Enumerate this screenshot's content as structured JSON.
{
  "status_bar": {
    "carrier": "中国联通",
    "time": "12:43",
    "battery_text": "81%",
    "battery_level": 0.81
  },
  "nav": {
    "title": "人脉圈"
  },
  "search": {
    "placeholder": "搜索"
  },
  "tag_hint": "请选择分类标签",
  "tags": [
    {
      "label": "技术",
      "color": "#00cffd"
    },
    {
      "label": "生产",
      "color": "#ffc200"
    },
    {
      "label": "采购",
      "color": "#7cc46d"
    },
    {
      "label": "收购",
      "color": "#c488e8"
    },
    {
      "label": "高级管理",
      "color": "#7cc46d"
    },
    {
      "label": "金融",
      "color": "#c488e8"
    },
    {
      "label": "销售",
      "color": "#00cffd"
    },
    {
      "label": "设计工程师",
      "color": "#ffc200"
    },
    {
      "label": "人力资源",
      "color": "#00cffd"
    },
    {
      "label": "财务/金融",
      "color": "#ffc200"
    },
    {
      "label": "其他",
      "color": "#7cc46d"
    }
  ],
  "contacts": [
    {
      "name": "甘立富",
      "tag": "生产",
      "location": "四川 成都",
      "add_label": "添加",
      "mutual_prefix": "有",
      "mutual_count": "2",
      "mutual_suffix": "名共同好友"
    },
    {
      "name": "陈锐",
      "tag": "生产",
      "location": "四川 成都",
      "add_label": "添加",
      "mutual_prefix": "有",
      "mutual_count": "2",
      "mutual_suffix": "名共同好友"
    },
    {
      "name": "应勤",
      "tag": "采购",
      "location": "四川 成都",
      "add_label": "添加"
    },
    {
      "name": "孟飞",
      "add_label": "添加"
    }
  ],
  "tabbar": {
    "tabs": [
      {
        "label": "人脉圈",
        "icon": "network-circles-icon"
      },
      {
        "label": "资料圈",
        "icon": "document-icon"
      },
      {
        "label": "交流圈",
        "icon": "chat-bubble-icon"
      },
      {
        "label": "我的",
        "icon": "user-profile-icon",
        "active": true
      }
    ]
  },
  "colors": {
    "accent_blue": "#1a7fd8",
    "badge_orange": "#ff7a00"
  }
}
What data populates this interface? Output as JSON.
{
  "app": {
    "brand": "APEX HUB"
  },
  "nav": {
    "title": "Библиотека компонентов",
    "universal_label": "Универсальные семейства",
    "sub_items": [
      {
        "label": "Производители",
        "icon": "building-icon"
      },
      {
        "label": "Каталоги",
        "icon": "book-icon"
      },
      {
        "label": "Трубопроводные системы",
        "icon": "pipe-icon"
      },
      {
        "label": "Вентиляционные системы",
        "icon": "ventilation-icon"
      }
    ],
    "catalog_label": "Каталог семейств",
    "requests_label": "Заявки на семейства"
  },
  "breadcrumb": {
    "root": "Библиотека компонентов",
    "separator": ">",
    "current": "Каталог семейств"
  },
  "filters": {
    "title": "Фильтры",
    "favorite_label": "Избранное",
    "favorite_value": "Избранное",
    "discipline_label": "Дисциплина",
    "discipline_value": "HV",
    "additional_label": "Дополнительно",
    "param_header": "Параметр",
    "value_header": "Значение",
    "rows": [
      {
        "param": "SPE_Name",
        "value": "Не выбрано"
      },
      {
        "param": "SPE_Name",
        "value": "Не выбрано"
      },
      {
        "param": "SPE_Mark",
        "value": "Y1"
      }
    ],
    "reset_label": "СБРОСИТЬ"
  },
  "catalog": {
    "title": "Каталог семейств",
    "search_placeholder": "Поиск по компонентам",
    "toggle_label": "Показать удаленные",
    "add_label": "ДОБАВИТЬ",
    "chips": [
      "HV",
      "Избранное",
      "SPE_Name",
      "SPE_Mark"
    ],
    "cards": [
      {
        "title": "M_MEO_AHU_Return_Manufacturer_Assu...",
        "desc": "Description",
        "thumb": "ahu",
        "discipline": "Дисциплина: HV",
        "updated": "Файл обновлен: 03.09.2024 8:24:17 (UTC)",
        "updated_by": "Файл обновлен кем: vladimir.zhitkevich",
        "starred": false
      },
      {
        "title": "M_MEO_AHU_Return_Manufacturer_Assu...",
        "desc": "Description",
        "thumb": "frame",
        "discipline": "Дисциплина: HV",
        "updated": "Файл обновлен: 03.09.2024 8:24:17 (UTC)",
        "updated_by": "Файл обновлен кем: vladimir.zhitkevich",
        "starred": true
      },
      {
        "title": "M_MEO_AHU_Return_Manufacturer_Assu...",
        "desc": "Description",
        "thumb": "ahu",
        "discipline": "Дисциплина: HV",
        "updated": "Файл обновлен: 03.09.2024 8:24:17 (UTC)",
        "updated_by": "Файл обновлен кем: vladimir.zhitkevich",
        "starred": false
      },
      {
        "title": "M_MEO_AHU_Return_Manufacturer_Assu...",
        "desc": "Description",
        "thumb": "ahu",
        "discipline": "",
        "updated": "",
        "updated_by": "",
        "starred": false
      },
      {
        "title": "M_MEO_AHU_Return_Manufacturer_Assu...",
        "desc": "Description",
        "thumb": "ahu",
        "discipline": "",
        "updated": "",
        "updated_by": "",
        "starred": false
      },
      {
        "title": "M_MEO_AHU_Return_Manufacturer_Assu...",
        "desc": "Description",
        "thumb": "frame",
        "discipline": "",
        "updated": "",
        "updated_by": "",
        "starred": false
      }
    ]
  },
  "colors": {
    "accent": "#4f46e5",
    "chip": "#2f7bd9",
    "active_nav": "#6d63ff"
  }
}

========================================

### WORK TO DO
Go through the data and return every record exactly.

### THE SOLUTION
Enumerate this screenshot's content as structured JSON.
{
  "status_bar": {
    "carrier": "中国联通",
    "time": "12:43",
    "battery_text": "81%",
    "battery_level": 0.81
  },
  "nav": {
    "title": "人脉圈"
  },
  "search": {
    "placeholder": "搜索"
  },
  "tag_hint": "请选择分类标签",
  "tags": [
    {
      "label": "技术",
      "color": "#00cffd"
    },
    {
      "label": "生产",
      "color": "#ffc200"
    },
    {
      "label": "采购",
      "color": "#7cc46d"
    },
    {
      "label": "收购",
      "color": "#c488e8"
    },
    {
      "label": "高级管理",
      "color": "#7cc46d"
    },
    {
      "label": "金融",
      "color": "#c488e8"
    },
    {
      "label": "销售",
      "color": "#00cffd"
    },
    {
      "label": "设计工程师",
      "color": "#ffc200"
    },
    {
      "label": "人力资源",
      "color": "#00cffd"
    },
    {
      "label": "财务/金融",
      "color": "#ffc200"
    },
    {
      "label": "其他",
      "color": "#7cc46d"
    }
  ],
  "contacts": [
    {
      "name": "甘立富",
      "tag": "生产",
      "location": "四川 成都",
      "add_label": "添加",
      "mutual_prefix": "有",
      "mutual_count": "2",
      "mutual_suffix": "名共同好友"
    },
    {
      "name": "陈锐",
      "tag": "生产",
      "location": "四川 成都",
      "add_label": "添加",
      "mutual_prefix": "有",
      "mutual_count": "2",
      "mutual_suffix": "名共同好友"
    },
    {
      "name": "应勤",
      "tag": "采购",
      "location": "四川 成都",
      "add_label": "添加"
    },
    {
      "name": "孟飞",
      "add_label": "添加"
    }
  ],
  "tabbar": {
    "tabs": [
      {
        "label": "人脉圈",
        "icon": "network-circles-icon"
      },
      {
        "label": "资料圈",
        "icon": "document-icon"
      },
      {
        "label": "交流圈",
        "icon": "chat-bubble-icon"
      },
      {
        "label": "我的",
        "icon": "user-profile-icon",
        "active": true
      }
    ]
  },
  "colors": {
    "accent_blue": "#1a7fd8",
    "badge_orange": "#ff7a00"
  }
}
What data populates this interface? Output as JSON.
{
  "app": {
    "brand": "APEX HUB"
  },
  "nav": {
    "title": "Библиотека компонентов",
    "universal_label": "Универсальные семейства",
    "sub_items": [
      {
        "label": "Производители",
        "icon": "building-icon"
      },
      {
        "label": "Каталоги",
        "icon": "book-icon"
      },
      {
        "label": "Трубопроводные системы",
        "icon": "pipe-icon"
      },
      {
        "label": "Вентиляционные системы",
        "icon": "ventilation-icon"
      }
    ],
    "catalog_label": "Каталог семейств",
    "requests_label": "Заявки на семейства"
  },
  "breadcrumb": {
    "root": "Библиотека компонентов",
    "separator": ">",
    "current": "Каталог семейств"
  },
  "filters": {
    "title": "Фильтры",
    "favorite_label": "Избранное",
    "favorite_value": "Избранное",
    "discipline_label": "Дисциплина",
    "discipline_value": "HV",
    "additional_label": "Дополнительно",
    "param_header": "Параметр",
    "value_header": "Значение",
    "rows": [
      {
        "param": "SPE_Name",
        "value": "Не выбрано"
      },
      {
        "param": "SPE_Name",
        "value": "Не выбрано"
      },
      {
        "param": "SPE_Mark",
        "value": "Y1"
      }
    ],
    "reset_label": "СБРОСИТЬ"
  },
  "catalog": {
    "title": "Каталог семейств",
    "search_placeholder": "Поиск по компонентам",
    "toggle_label": "Показать удаленные",
    "add_label": "ДОБАВИТЬ",
    "chips": [
      "HV",
      "Избранное",
      "SPE_Name",
      "SPE_Mark"
    ],
    "cards": [
      {
        "title": "M_MEO_AHU_Return_Manufacturer_Assu...",
        "desc": "Description",
        "thumb": "ahu",
        "discipline": "Дисциплина: HV",
        "updated": "Файл обновлен: 03.09.2024 8:24:17 (UTC)",
        "updated_by": "Файл обновлен кем: vladimir.zhitkevich",
        "starred": false
      },
      {
        "title": "M_MEO_AHU_Return_Manufacturer_Assu...",
        "desc": "Description",
        "thumb": "frame",
        "discipline": "Дисциплина: HV",
        "updated": "Файл обновлен: 03.09.2024 8:24:17 (UTC)",
        "updated_by": "Файл обновлен кем: vladimir.zhitkevich",
        "starred": true
      },
      {
        "title": "M_MEO_AHU_Return_Manufacturer_Assu...",
        "desc": "Description",
        "thumb": "ahu",
        "discipline": "Дисциплина: HV",
        "updated": "Файл обновлен: 03.09.2024 8:24:17 (UTC)",
        "updated_by": "Файл обновлен кем: vladimir.zhitkevich",
        "starred": false
      },
      {
        "title": "M_MEO_AHU_Return_Manufacturer_Assu...",
        "desc": "Description",
        "thumb": "ahu",
        "discipline": "",
        "updated": "",
        "updated_by": "",
        "starred": false
      },
      {
        "title": "M_MEO_AHU_Return_Manufacturer_Assu...",
        "desc": "Description",
        "thumb": "ahu",
        "discipline": "",
        "updated": "",
        "updated_by": "",
        "starred": false
      },
      {
        "title": "M_MEO_AHU_Return_Manufacturer_Assu...",
        "desc": "Description",
        "thumb": "frame",
        "discipline": "",
        "updated": "",
        "updated_by": "",
        "starred": false
      }
    ]
  },
  "colors": {
    "accent": "#4f46e5",
    "chip": "#2f7bd9",
    "active_nav": "#6d63ff"
  }
}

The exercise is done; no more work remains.